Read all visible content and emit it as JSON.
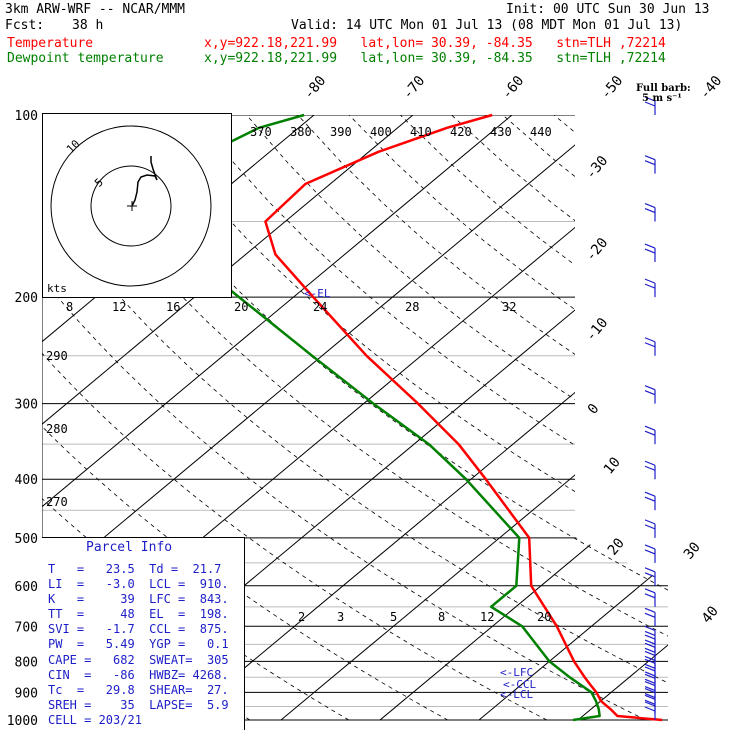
{
  "header": {
    "model": "3km ARW-WRF -- NCAR/MMM",
    "init": "Init: 00 UTC Sun 30 Jun 13",
    "fcst_label": "Fcst:",
    "fcst_value": "38 h",
    "valid": "Valid: 14 UTC Mon 01 Jul 13 (08 MDT Mon 01 Jul 13)",
    "temp_label": "Temperature",
    "temp_loc": "x,y=922.18,221.99   lat,lon= 30.39, -84.35   stn=TLH ,72214",
    "dew_label": "Dewpoint temperature",
    "dew_loc": "x,y=922.18,221.99   lat,lon= 30.39, -84.35   stn=TLH ,72214"
  },
  "barb_legend": {
    "title": "Full barb:",
    "value": "5 m s⁻¹"
  },
  "hodograph": {
    "ring_labels": [
      "5",
      "10"
    ],
    "units": "kts"
  },
  "parcel_info": {
    "title": "Parcel Info",
    "rows": [
      "T   =   23.5  Td =  21.7",
      "LI  =   -3.0  LCL =  910.",
      "K   =     39  LFC =  843.",
      "TT  =     48  EL  =  198.",
      "SVI =   -1.7  CCL =  875.",
      "PW  =   5.49  YGP =   0.1",
      "CAPE =   682  SWEAT=  305",
      "CIN  =   -86  HWBZ= 4268.",
      "Tc  =   29.8  SHEAR=  27.",
      "SREH =    35  LAPSE=  5.9",
      "CELL = 203/21"
    ]
  },
  "level_labels": {
    "lcl": "<-LCL",
    "ccl": "<-CCL",
    "lfc": "<-LFC",
    "el": "<-EL"
  },
  "chart_data": {
    "type": "line",
    "subtype": "skew-T log-p sounding",
    "title": "",
    "ylabel": "",
    "xlabel": "",
    "y_scale": "log",
    "ylim": [
      1000,
      100
    ],
    "pressure_ticks": [
      "100",
      "200",
      "300",
      "400",
      "500",
      "600",
      "700",
      "800",
      "900",
      "1000"
    ],
    "pressure_tick_values": [
      100,
      200,
      300,
      400,
      500,
      600,
      700,
      800,
      900,
      1000
    ],
    "temperature_labels_top": [
      "-80",
      "-70",
      "-60",
      "-50",
      "-40"
    ],
    "temperature_labels_right": [
      "-30",
      "-20",
      "-10",
      "0",
      "10",
      "20",
      "30",
      "40"
    ],
    "theta_labels": [
      "370",
      "380",
      "390",
      "400",
      "410",
      "420",
      "430",
      "440"
    ],
    "theta_side_labels": [
      "290",
      "280",
      "270"
    ],
    "mixing_ratio_upper_labels": [
      "8",
      "12",
      "16",
      "20",
      "24",
      "28",
      "32"
    ],
    "mixing_ratio_lower_labels": [
      "2",
      "3",
      "5",
      "8",
      "12",
      "20"
    ],
    "series": [
      {
        "name": "Temperature",
        "color": "#ff0000",
        "p": [
          1000,
          985,
          960,
          930,
          900,
          875,
          850,
          800,
          700,
          600,
          500,
          400,
          350,
          300,
          250,
          200,
          170,
          150,
          130,
          115,
          105,
          100
        ],
        "t": [
          28.5,
          23.5,
          22.0,
          20.0,
          18.5,
          17.0,
          15.5,
          12.5,
          6.5,
          -1.0,
          -7.0,
          -18.5,
          -25.5,
          -34.5,
          -45.5,
          -58.0,
          -67.0,
          -72.0,
          -72.5,
          -69.0,
          -65.0,
          -62.0
        ]
      },
      {
        "name": "Dewpoint temperature",
        "color": "#008000",
        "p": [
          1000,
          985,
          960,
          930,
          900,
          850,
          800,
          700,
          650,
          600,
          500,
          400,
          350,
          300,
          250,
          200,
          170,
          150,
          130,
          115,
          105,
          100
        ],
        "t": [
          19.5,
          21.7,
          20.8,
          19.5,
          18.0,
          14.0,
          10.0,
          3.0,
          -2.5,
          -2.5,
          -8.0,
          -20.5,
          -28.5,
          -39.0,
          -51.0,
          -65.5,
          -76.0,
          -83.0,
          -86.0,
          -86.0,
          -84.0,
          -81.0
        ]
      }
    ],
    "wind_barbs": {
      "units": "m s-1",
      "levels": [
        "1000",
        "975",
        "950",
        "925",
        "900",
        "875",
        "850",
        "825",
        "800",
        "775",
        "750",
        "700",
        "650",
        "600",
        "550",
        "500",
        "450",
        "400",
        "350",
        "300",
        "250",
        "200",
        "175",
        "150",
        "125",
        "100"
      ]
    }
  }
}
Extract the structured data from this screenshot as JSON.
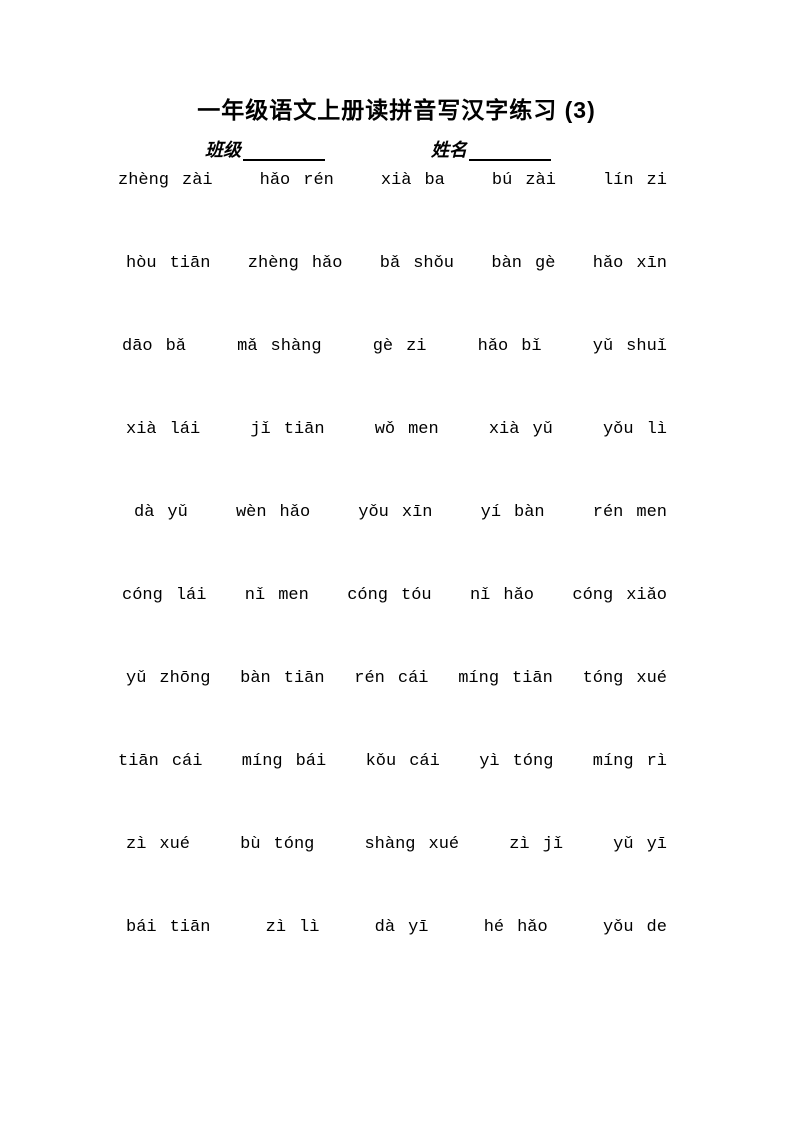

──────────

WHAT YOU ARE ASKED TO DO:
Transcribe each entry precisely as given, leaving the pictures out.

ANSWER TO THE TASK:
Read all visible content and emit it as JSON.
{
  "header": {
    "model": "3km ARW-WRF -- NCAR/MMM",
    "init": "Init: 00 UTC Sun 30 Jun 13",
    "fcst_label": "Fcst:",
    "fcst_value": "38 h",
    "valid": "Valid: 14 UTC Mon 01 Jul 13 (08 MDT Mon 01 Jul 13)",
    "temp_label": "Temperature",
    "temp_loc": "x,y=922.18,221.99   lat,lon= 30.39, -84.35   stn=TLH ,72214",
    "dew_label": "Dewpoint temperature",
    "dew_loc": "x,y=922.18,221.99   lat,lon= 30.39, -84.35   stn=TLH ,72214"
  },
  "barb_legend": {
    "title": "Full barb:",
    "value": "5 m s⁻¹"
  },
  "hodograph": {
    "ring_labels": [
      "5",
      "10"
    ],
    "units": "kts"
  },
  "parcel_info": {
    "title": "Parcel Info",
    "rows": [
      "T   =   23.5  Td =  21.7",
      "LI  =   -3.0  LCL =  910.",
      "K   =     39  LFC =  843.",
      "TT  =     48  EL  =  198.",
      "SVI =   -1.7  CCL =  875.",
      "PW  =   5.49  YGP =   0.1",
      "CAPE =   682  SWEAT=  305",
      "CIN  =   -86  HWBZ= 4268.",
      "Tc  =   29.8  SHEAR=  27.",
      "SREH =    35  LAPSE=  5.9",
      "CELL = 203/21"
    ]
  },
  "level_labels": {
    "lcl": "<-LCL",
    "ccl": "<-CCL",
    "lfc": "<-LFC",
    "el": "<-EL"
  },
  "chart_data": {
    "type": "line",
    "subtype": "skew-T log-p sounding",
    "title": "",
    "ylabel": "",
    "xlabel": "",
    "y_scale": "log",
    "ylim": [
      1000,
      100
    ],
    "pressure_ticks": [
      "100",
      "200",
      "300",
      "400",
      "500",
      "600",
      "700",
      "800",
      "900",
      "1000"
    ],
    "pressure_tick_values": [
      100,
      200,
      300,
      400,
      500,
      600,
      700,
      800,
      900,
      1000
    ],
    "temperature_labels_top": [
      "-80",
      "-70",
      "-60",
      "-50",
      "-40"
    ],
    "temperature_labels_right": [
      "-30",
      "-20",
      "-10",
      "0",
      "10",
      "20",
      "30",
      "40"
    ],
    "theta_labels": [
      "370",
      "380",
      "390",
      "400",
      "410",
      "420",
      "430",
      "440"
    ],
    "theta_side_labels": [
      "290",
      "280",
      "270"
    ],
    "mixing_ratio_upper_labels": [
      "8",
      "12",
      "16",
      "20",
      "24",
      "28",
      "32"
    ],
    "mixing_ratio_lower_labels": [
      "2",
      "3",
      "5",
      "8",
      "12",
      "20"
    ],
    "series": [
      {
        "name": "Temperature",
        "color": "#ff0000",
        "p": [
          1000,
          985,
          960,
          930,
          900,
          875,
          850,
          800,
          700,
          600,
          500,
          400,
          350,
          300,
          250,
          200,
          170,
          150,
          130,
          115,
          105,
          100
        ],
        "t": [
          28.5,
          23.5,
          22.0,
          20.0,
          18.5,
          17.0,
          15.5,
          12.5,
          6.5,
          -1.0,
          -7.0,
          -18.5,
          -25.5,
          -34.5,
          -45.5,
          -58.0,
          -67.0,
          -72.0,
          -72.5,
          -69.0,
          -65.0,
          -62.0
        ]
      },
      {
        "name": "Dewpoint temperature",
        "color": "#008000",
        "p": [
          1000,
          985,
          960,
          930,
          900,
          850,
          800,
          700,
          650,
          600,
          500,
          400,
          350,
          300,
          250,
          200,
          170,
          150,
          130,
          115,
          105,
          100
        ],
        "t": [
          19.5,
          21.7,
          20.8,
          19.5,
          18.0,
          14.0,
          10.0,
          3.0,
          -2.5,
          -2.5,
          -8.0,
          -20.5,
          -28.5,
          -39.0,
          -51.0,
          -65.5,
          -76.0,
          -83.0,
          -86.0,
          -86.0,
          -84.0,
          -81.0
        ]
      }
    ],
    "wind_barbs": {
      "units": "m s-1",
      "levels": [
        "1000",
        "975",
        "950",
        "925",
        "900",
        "875",
        "850",
        "825",
        "800",
        "775",
        "750",
        "700",
        "650",
        "600",
        "550",
        "500",
        "450",
        "400",
        "350",
        "300",
        "250",
        "200",
        "175",
        "150",
        "125",
        "100"
      ]
    }
  }
}
Extract the structured data from this screenshot as JSON.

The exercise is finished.